GOAL OF THE EXERCISE:
Return the records that follow, matching each one exactly.

EXTRACTED DATA:
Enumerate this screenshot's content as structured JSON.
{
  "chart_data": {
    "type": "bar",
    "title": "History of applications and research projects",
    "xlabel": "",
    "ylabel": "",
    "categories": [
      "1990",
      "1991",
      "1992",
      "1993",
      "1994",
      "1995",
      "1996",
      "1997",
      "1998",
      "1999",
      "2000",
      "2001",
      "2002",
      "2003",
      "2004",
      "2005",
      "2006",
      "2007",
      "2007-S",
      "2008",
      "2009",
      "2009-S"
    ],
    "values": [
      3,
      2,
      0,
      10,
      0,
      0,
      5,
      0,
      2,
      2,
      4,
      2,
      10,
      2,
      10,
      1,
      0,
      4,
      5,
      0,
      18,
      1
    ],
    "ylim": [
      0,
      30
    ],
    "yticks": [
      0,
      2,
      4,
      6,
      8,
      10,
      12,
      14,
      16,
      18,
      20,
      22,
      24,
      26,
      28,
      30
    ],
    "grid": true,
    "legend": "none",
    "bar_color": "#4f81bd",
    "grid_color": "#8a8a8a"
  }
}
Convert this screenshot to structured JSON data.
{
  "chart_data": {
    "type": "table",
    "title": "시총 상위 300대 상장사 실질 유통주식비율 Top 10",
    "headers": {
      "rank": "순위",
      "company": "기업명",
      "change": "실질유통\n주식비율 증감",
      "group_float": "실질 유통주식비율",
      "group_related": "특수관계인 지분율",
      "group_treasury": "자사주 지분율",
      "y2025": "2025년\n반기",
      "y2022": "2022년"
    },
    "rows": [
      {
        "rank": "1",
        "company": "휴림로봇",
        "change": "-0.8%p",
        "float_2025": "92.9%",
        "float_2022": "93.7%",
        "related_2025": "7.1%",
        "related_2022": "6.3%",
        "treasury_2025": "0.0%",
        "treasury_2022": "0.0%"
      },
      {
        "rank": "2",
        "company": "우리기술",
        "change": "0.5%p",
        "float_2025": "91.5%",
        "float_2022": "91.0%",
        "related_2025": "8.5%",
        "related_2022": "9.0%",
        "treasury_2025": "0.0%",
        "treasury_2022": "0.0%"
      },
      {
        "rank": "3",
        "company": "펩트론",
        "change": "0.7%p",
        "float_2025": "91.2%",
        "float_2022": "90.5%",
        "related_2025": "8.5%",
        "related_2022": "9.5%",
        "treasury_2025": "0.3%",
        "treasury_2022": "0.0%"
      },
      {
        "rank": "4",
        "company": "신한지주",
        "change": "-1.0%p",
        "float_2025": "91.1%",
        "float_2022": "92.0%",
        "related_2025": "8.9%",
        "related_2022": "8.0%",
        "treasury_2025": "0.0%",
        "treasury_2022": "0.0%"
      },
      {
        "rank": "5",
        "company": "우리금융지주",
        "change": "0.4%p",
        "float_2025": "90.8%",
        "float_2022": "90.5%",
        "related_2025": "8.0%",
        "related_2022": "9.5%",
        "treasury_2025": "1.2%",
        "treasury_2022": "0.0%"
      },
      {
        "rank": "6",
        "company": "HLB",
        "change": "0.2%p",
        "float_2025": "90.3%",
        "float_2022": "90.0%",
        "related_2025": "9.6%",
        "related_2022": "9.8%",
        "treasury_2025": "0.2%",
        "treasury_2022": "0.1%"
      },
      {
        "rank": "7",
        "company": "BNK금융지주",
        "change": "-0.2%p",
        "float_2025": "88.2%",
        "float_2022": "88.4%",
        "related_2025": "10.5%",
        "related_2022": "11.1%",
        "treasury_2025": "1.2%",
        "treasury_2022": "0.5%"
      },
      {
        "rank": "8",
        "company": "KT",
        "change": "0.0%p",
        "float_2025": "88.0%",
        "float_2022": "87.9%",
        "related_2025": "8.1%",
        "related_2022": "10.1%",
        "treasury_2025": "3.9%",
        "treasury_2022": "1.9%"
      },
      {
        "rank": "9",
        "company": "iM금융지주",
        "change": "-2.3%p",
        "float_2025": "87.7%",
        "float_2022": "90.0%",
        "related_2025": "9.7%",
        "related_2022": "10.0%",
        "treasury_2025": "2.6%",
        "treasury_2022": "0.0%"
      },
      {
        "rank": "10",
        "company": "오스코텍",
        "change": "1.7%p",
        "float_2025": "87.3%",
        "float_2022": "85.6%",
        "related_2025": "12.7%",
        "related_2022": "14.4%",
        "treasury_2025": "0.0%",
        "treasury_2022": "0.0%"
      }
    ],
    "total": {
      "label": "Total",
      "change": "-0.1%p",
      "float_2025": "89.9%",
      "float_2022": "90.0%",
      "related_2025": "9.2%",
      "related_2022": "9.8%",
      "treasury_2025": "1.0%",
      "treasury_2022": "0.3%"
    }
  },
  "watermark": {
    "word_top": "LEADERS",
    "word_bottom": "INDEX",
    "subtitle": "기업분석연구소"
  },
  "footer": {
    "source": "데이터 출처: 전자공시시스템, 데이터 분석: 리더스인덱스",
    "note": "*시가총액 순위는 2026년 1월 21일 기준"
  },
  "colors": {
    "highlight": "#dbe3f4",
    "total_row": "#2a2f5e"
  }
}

FULL RESPONSE:
Enumerate this screenshot's content as structured JSON.
{
  "chart_data": {
    "type": "bar",
    "title": "History of applications and research projects",
    "xlabel": "",
    "ylabel": "",
    "categories": [
      "1990",
      "1991",
      "1992",
      "1993",
      "1994",
      "1995",
      "1996",
      "1997",
      "1998",
      "1999",
      "2000",
      "2001",
      "2002",
      "2003",
      "2004",
      "2005",
      "2006",
      "2007",
      "2007-S",
      "2008",
      "2009",
      "2009-S"
    ],
    "values": [
      3,
      2,
      0,
      10,
      0,
      0,
      5,
      0,
      2,
      2,
      4,
      2,
      10,
      2,
      10,
      1,
      0,
      4,
      5,
      0,
      18,
      1
    ],
    "ylim": [
      0,
      30
    ],
    "yticks": [
      0,
      2,
      4,
      6,
      8,
      10,
      12,
      14,
      16,
      18,
      20,
      22,
      24,
      26,
      28,
      30
    ],
    "grid": true,
    "legend": "none",
    "bar_color": "#4f81bd",
    "grid_color": "#8a8a8a"
  }
}
Convert this screenshot to structured JSON data.
{
  "chart_data": {
    "type": "table",
    "title": "시총 상위 300대 상장사 실질 유통주식비율 Top 10",
    "headers": {
      "rank": "순위",
      "company": "기업명",
      "change": "실질유통\n주식비율 증감",
      "group_float": "실질 유통주식비율",
      "group_related": "특수관계인 지분율",
      "group_treasury": "자사주 지분율",
      "y2025": "2025년\n반기",
      "y2022": "2022년"
    },
    "rows": [
      {
        "rank": "1",
        "company": "휴림로봇",
        "change": "-0.8%p",
        "float_2025": "92.9%",
        "float_2022": "93.7%",
        "related_2025": "7.1%",
        "related_2022": "6.3%",
        "treasury_2025": "0.0%",
        "treasury_2022": "0.0%"
      },
      {
        "rank": "2",
        "company": "우리기술",
        "change": "0.5%p",
        "float_2025": "91.5%",
        "float_2022": "91.0%",
        "related_2025": "8.5%",
        "related_2022": "9.0%",
        "treasury_2025": "0.0%",
        "treasury_2022": "0.0%"
      },
      {
        "rank": "3",
        "company": "펩트론",
        "change": "0.7%p",
        "float_2025": "91.2%",
        "float_2022": "90.5%",
        "related_2025": "8.5%",
        "related_2022": "9.5%",
        "treasury_2025": "0.3%",
        "treasury_2022": "0.0%"
      },
      {
        "rank": "4",
        "company": "신한지주",
        "change": "-1.0%p",
        "float_2025": "91.1%",
        "float_2022": "92.0%",
        "related_2025": "8.9%",
        "related_2022": "8.0%",
        "treasury_2025": "0.0%",
        "treasury_2022": "0.0%"
      },
      {
        "rank": "5",
        "company": "우리금융지주",
        "change": "0.4%p",
        "float_2025": "90.8%",
        "float_2022": "90.5%",
        "related_2025": "8.0%",
        "related_2022": "9.5%",
        "treasury_2025": "1.2%",
        "treasury_2022": "0.0%"
      },
      {
        "rank": "6",
        "company": "HLB",
        "change": "0.2%p",
        "float_2025": "90.3%",
        "float_2022": "90.0%",
        "related_2025": "9.6%",
        "related_2022": "9.8%",
        "treasury_2025": "0.2%",
        "treasury_2022": "0.1%"
      },
      {
        "rank": "7",
        "company": "BNK금융지주",
        "change": "-0.2%p",
        "float_2025": "88.2%",
        "float_2022": "88.4%",
        "related_2025": "10.5%",
        "related_2022": "11.1%",
        "treasury_2025": "1.2%",
        "treasury_2022": "0.5%"
      },
      {
        "rank": "8",
        "company": "KT",
        "change": "0.0%p",
        "float_2025": "88.0%",
        "float_2022": "87.9%",
        "related_2025": "8.1%",
        "related_2022": "10.1%",
        "treasury_2025": "3.9%",
        "treasury_2022": "1.9%"
      },
      {
        "rank": "9",
        "company": "iM금융지주",
        "change": "-2.3%p",
        "float_2025": "87.7%",
        "float_2022": "90.0%",
        "related_2025": "9.7%",
        "related_2022": "10.0%",
        "treasury_2025": "2.6%",
        "treasury_2022": "0.0%"
      },
      {
        "rank": "10",
        "company": "오스코텍",
        "change": "1.7%p",
        "float_2025": "87.3%",
        "float_2022": "85.6%",
        "related_2025": "12.7%",
        "related_2022": "14.4%",
        "treasury_2025": "0.0%",
        "treasury_2022": "0.0%"
      }
    ],
    "total": {
      "label": "Total",
      "change": "-0.1%p",
      "float_2025": "89.9%",
      "float_2022": "90.0%",
      "related_2025": "9.2%",
      "related_2022": "9.8%",
      "treasury_2025": "1.0%",
      "treasury_2022": "0.3%"
    }
  },
  "watermark": {
    "word_top": "LEADERS",
    "word_bottom": "INDEX",
    "subtitle": "기업분석연구소"
  },
  "footer": {
    "source": "데이터 출처: 전자공시시스템, 데이터 분석: 리더스인덱스",
    "note": "*시가총액 순위는 2026년 1월 21일 기준"
  },
  "colors": {
    "highlight": "#dbe3f4",
    "total_row": "#2a2f5e"
  }
}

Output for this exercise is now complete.